Aim — Copy all the material below, exactly as it stands.

# Records provided start

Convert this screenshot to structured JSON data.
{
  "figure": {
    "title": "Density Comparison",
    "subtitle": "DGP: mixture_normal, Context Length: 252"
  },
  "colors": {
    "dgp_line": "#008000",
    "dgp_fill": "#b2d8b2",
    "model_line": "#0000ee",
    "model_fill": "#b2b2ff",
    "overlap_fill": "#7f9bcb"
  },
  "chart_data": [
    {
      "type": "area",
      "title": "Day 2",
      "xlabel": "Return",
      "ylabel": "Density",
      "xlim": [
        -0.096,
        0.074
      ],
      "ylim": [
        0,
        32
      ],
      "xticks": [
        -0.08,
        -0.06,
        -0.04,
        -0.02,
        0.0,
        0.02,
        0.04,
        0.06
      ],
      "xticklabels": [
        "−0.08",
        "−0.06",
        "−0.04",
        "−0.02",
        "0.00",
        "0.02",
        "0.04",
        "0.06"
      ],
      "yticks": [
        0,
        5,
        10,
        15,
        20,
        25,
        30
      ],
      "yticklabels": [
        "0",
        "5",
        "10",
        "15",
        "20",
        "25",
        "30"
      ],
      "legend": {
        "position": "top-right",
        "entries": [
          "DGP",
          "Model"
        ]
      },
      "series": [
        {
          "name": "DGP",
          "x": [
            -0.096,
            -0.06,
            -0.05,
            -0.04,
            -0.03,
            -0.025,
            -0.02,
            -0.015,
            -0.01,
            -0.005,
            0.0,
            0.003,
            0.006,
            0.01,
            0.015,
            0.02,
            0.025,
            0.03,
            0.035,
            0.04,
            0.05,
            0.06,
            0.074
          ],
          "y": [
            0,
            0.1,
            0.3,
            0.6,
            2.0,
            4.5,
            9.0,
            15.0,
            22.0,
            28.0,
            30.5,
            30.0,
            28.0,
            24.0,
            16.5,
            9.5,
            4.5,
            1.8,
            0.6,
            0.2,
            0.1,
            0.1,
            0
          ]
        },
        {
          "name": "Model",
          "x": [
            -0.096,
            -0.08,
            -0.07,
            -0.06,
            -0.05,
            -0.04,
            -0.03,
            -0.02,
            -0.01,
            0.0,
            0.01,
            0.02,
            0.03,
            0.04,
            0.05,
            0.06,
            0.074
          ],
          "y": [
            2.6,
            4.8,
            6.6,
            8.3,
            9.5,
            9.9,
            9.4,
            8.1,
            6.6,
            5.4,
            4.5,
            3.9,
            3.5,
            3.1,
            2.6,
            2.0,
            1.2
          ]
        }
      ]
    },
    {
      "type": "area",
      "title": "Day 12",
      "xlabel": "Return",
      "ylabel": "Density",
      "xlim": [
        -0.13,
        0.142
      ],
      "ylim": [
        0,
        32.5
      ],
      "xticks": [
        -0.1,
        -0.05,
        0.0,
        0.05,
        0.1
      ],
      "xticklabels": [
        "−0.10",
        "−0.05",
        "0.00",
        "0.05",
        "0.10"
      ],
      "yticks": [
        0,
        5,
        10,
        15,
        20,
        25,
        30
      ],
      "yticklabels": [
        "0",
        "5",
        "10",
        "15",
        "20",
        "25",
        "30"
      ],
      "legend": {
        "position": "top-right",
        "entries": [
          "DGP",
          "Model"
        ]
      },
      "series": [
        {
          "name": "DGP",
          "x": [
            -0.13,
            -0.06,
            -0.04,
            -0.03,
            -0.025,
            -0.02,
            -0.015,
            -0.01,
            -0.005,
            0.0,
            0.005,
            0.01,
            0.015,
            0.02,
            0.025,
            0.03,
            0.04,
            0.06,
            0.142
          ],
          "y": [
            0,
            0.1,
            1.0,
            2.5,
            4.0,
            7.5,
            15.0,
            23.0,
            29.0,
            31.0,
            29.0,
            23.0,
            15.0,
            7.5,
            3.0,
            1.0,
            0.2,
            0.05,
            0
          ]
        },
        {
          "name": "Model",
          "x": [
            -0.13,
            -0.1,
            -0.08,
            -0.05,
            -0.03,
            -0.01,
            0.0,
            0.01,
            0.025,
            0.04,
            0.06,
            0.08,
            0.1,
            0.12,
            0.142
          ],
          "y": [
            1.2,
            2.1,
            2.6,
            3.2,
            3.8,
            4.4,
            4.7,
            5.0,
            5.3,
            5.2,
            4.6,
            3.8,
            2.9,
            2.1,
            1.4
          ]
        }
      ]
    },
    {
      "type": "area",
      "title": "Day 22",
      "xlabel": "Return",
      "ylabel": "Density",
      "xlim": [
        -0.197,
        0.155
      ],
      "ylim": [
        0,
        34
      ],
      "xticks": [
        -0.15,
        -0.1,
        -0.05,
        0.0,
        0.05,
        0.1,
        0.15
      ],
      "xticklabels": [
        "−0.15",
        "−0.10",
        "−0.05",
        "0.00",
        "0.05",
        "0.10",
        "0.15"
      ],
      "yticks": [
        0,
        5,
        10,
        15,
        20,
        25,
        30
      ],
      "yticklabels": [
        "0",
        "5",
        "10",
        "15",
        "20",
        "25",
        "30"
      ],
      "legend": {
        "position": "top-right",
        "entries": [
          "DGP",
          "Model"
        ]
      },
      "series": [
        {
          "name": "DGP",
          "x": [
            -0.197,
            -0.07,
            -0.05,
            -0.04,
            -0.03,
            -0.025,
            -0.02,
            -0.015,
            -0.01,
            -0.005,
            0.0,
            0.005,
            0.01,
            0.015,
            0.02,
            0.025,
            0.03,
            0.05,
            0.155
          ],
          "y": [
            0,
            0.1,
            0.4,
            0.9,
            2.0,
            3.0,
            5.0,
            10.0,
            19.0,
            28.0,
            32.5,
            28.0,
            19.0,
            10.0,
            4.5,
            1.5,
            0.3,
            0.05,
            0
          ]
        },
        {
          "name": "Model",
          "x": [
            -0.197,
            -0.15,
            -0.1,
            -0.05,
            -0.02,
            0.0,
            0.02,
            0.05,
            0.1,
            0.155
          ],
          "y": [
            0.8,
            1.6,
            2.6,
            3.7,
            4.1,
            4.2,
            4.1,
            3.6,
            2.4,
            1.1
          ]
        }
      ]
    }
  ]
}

# Records provided end

Correct answer —
Convert this screenshot to structured JSON data.
{
  "figure": {
    "title": "Density Comparison",
    "subtitle": "DGP: mixture_normal, Context Length: 252"
  },
  "colors": {
    "dgp_line": "#008000",
    "dgp_fill": "#b2d8b2",
    "model_line": "#0000ee",
    "model_fill": "#b2b2ff",
    "overlap_fill": "#7f9bcb"
  },
  "chart_data": [
    {
      "type": "area",
      "title": "Day 2",
      "xlabel": "Return",
      "ylabel": "Density",
      "xlim": [
        -0.096,
        0.074
      ],
      "ylim": [
        0,
        32
      ],
      "xticks": [
        -0.08,
        -0.06,
        -0.04,
        -0.02,
        0.0,
        0.02,
        0.04,
        0.06
      ],
      "xticklabels": [
        "−0.08",
        "−0.06",
        "−0.04",
        "−0.02",
        "0.00",
        "0.02",
        "0.04",
        "0.06"
      ],
      "yticks": [
        0,
        5,
        10,
        15,
        20,
        25,
        30
      ],
      "yticklabels": [
        "0",
        "5",
        "10",
        "15",
        "20",
        "25",
        "30"
      ],
      "legend": {
        "position": "top-right",
        "entries": [
          "DGP",
          "Model"
        ]
      },
      "series": [
        {
          "name": "DGP",
          "x": [
            -0.096,
            -0.06,
            -0.05,
            -0.04,
            -0.03,
            -0.025,
            -0.02,
            -0.015,
            -0.01,
            -0.005,
            0.0,
            0.003,
            0.006,
            0.01,
            0.015,
            0.02,
            0.025,
            0.03,
            0.035,
            0.04,
            0.05,
            0.06,
            0.074
          ],
          "y": [
            0,
            0.1,
            0.3,
            0.6,
            2.0,
            4.5,
            9.0,
            15.0,
            22.0,
            28.0,
            30.5,
            30.0,
            28.0,
            24.0,
            16.5,
            9.5,
            4.5,
            1.8,
            0.6,
            0.2,
            0.1,
            0.1,
            0
          ]
        },
        {
          "name": "Model",
          "x": [
            -0.096,
            -0.08,
            -0.07,
            -0.06,
            -0.05,
            -0.04,
            -0.03,
            -0.02,
            -0.01,
            0.0,
            0.01,
            0.02,
            0.03,
            0.04,
            0.05,
            0.06,
            0.074
          ],
          "y": [
            2.6,
            4.8,
            6.6,
            8.3,
            9.5,
            9.9,
            9.4,
            8.1,
            6.6,
            5.4,
            4.5,
            3.9,
            3.5,
            3.1,
            2.6,
            2.0,
            1.2
          ]
        }
      ]
    },
    {
      "type": "area",
      "title": "Day 12",
      "xlabel": "Return",
      "ylabel": "Density",
      "xlim": [
        -0.13,
        0.142
      ],
      "ylim": [
        0,
        32.5
      ],
      "xticks": [
        -0.1,
        -0.05,
        0.0,
        0.05,
        0.1
      ],
      "xticklabels": [
        "−0.10",
        "−0.05",
        "0.00",
        "0.05",
        "0.10"
      ],
      "yticks": [
        0,
        5,
        10,
        15,
        20,
        25,
        30
      ],
      "yticklabels": [
        "0",
        "5",
        "10",
        "15",
        "20",
        "25",
        "30"
      ],
      "legend": {
        "position": "top-right",
        "entries": [
          "DGP",
          "Model"
        ]
      },
      "series": [
        {
          "name": "DGP",
          "x": [
            -0.13,
            -0.06,
            -0.04,
            -0.03,
            -0.025,
            -0.02,
            -0.015,
            -0.01,
            -0.005,
            0.0,
            0.005,
            0.01,
            0.015,
            0.02,
            0.025,
            0.03,
            0.04,
            0.06,
            0.142
          ],
          "y": [
            0,
            0.1,
            1.0,
            2.5,
            4.0,
            7.5,
            15.0,
            23.0,
            29.0,
            31.0,
            29.0,
            23.0,
            15.0,
            7.5,
            3.0,
            1.0,
            0.2,
            0.05,
            0
          ]
        },
        {
          "name": "Model",
          "x": [
            -0.13,
            -0.1,
            -0.08,
            -0.05,
            -0.03,
            -0.01,
            0.0,
            0.01,
            0.025,
            0.04,
            0.06,
            0.08,
            0.1,
            0.12,
            0.142
          ],
          "y": [
            1.2,
            2.1,
            2.6,
            3.2,
            3.8,
            4.4,
            4.7,
            5.0,
            5.3,
            5.2,
            4.6,
            3.8,
            2.9,
            2.1,
            1.4
          ]
        }
      ]
    },
    {
      "type": "area",
      "title": "Day 22",
      "xlabel": "Return",
      "ylabel": "Density",
      "xlim": [
        -0.197,
        0.155
      ],
      "ylim": [
        0,
        34
      ],
      "xticks": [
        -0.15,
        -0.1,
        -0.05,
        0.0,
        0.05,
        0.1,
        0.15
      ],
      "xticklabels": [
        "−0.15",
        "−0.10",
        "−0.05",
        "0.00",
        "0.05",
        "0.10",
        "0.15"
      ],
      "yticks": [
        0,
        5,
        10,
        15,
        20,
        25,
        30
      ],
      "yticklabels": [
        "0",
        "5",
        "10",
        "15",
        "20",
        "25",
        "30"
      ],
      "legend": {
        "position": "top-right",
        "entries": [
          "DGP",
          "Model"
        ]
      },
      "series": [
        {
          "name": "DGP",
          "x": [
            -0.197,
            -0.07,
            -0.05,
            -0.04,
            -0.03,
            -0.025,
            -0.02,
            -0.015,
            -0.01,
            -0.005,
            0.0,
            0.005,
            0.01,
            0.015,
            0.02,
            0.025,
            0.03,
            0.05,
            0.155
          ],
          "y": [
            0,
            0.1,
            0.4,
            0.9,
            2.0,
            3.0,
            5.0,
            10.0,
            19.0,
            28.0,
            32.5,
            28.0,
            19.0,
            10.0,
            4.5,
            1.5,
            0.3,
            0.05,
            0
          ]
        },
        {
          "name": "Model",
          "x": [
            -0.197,
            -0.15,
            -0.1,
            -0.05,
            -0.02,
            0.0,
            0.02,
            0.05,
            0.1,
            0.155
          ],
          "y": [
            0.8,
            1.6,
            2.6,
            3.7,
            4.1,
            4.2,
            4.1,
            3.6,
            2.4,
            1.1
          ]
        }
      ]
    }
  ]
}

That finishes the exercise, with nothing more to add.